- [Task details] Transcribe the records below exactly as they appear.

- [Stored data]

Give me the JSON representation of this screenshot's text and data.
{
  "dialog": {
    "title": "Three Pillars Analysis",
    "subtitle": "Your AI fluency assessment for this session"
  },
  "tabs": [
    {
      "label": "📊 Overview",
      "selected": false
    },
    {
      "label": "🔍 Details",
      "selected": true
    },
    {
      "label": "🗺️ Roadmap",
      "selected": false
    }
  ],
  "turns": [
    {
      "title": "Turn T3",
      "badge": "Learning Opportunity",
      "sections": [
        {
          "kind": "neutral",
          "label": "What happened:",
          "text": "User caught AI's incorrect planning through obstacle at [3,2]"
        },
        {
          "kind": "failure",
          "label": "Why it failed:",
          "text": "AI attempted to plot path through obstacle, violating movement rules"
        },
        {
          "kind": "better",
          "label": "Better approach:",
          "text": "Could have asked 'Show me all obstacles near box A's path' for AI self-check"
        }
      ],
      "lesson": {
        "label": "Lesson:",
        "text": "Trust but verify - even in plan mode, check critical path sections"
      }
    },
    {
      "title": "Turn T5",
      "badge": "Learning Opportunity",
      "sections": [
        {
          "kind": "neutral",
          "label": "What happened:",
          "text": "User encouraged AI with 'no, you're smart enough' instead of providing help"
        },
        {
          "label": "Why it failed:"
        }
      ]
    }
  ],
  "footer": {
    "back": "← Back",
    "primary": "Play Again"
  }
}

- [Task solution]
Give me the JSON representation of this screenshot's text and data.
{
  "dialog": {
    "title": "Three Pillars Analysis",
    "subtitle": "Your AI fluency assessment for this session"
  },
  "tabs": [
    {
      "label": "📊 Overview",
      "selected": false
    },
    {
      "label": "🔍 Details",
      "selected": true
    },
    {
      "label": "🗺️ Roadmap",
      "selected": false
    }
  ],
  "turns": [
    {
      "title": "Turn T3",
      "badge": "Learning Opportunity",
      "sections": [
        {
          "kind": "neutral",
          "label": "What happened:",
          "text": "User caught AI's incorrect planning through obstacle at [3,2]"
        },
        {
          "kind": "failure",
          "label": "Why it failed:",
          "text": "AI attempted to plot path through obstacle, violating movement rules"
        },
        {
          "kind": "better",
          "label": "Better approach:",
          "text": "Could have asked 'Show me all obstacles near box A's path' for AI self-check"
        }
      ],
      "lesson": {
        "label": "Lesson:",
        "text": "Trust but verify - even in plan mode, check critical path sections"
      }
    },
    {
      "title": "Turn T5",
      "badge": "Learning Opportunity",
      "sections": [
        {
          "kind": "neutral",
          "label": "What happened:",
          "text": "User encouraged AI with 'no, you're smart enough' instead of providing help"
        },
        {
          "label": "Why it failed:"
        }
      ]
    }
  ],
  "footer": {
    "back": "← Back",
    "primary": "Play Again"
  }
}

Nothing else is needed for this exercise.